:: Objective ::
Count the lines of the material that contain the string "balcon". Reply with the number only.

:: Input records ::
==*==

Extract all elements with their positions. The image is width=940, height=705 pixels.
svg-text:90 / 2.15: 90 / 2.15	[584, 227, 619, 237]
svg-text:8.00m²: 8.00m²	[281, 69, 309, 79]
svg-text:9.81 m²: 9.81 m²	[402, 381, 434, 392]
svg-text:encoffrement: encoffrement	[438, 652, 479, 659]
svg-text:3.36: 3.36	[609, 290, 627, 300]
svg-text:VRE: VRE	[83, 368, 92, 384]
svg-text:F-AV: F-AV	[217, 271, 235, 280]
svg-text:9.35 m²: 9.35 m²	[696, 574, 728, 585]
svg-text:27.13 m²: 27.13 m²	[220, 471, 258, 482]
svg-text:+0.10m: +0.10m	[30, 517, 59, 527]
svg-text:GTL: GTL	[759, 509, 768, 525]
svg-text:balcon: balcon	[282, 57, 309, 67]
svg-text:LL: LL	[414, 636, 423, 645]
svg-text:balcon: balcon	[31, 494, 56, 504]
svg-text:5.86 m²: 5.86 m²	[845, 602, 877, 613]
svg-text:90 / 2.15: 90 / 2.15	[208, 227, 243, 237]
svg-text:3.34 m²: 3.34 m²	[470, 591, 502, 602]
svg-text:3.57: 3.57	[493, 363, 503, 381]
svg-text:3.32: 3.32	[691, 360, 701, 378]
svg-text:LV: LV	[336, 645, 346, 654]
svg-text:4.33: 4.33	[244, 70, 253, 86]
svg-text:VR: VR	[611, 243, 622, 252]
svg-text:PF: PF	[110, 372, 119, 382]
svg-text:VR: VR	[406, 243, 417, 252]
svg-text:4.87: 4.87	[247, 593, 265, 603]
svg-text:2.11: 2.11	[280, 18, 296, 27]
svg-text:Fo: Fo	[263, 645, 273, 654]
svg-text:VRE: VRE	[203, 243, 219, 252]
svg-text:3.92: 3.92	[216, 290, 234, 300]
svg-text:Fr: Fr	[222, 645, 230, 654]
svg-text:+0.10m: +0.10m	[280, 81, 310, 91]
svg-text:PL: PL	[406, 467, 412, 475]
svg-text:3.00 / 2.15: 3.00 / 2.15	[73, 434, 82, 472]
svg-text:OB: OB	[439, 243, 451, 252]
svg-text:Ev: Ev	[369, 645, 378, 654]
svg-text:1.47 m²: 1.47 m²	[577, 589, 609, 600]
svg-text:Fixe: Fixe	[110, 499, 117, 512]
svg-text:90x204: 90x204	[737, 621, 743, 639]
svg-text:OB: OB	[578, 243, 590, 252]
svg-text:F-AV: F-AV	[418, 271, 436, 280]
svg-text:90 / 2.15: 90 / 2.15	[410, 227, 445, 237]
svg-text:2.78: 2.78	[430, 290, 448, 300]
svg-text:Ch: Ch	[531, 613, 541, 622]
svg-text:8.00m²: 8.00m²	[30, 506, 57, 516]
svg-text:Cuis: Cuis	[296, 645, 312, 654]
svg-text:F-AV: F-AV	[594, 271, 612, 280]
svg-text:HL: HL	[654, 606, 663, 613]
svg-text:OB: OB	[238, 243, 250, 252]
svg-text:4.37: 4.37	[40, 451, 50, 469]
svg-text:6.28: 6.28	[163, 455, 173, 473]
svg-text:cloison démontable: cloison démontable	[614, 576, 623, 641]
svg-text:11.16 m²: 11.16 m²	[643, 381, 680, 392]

==*==

:: Correct response ::
2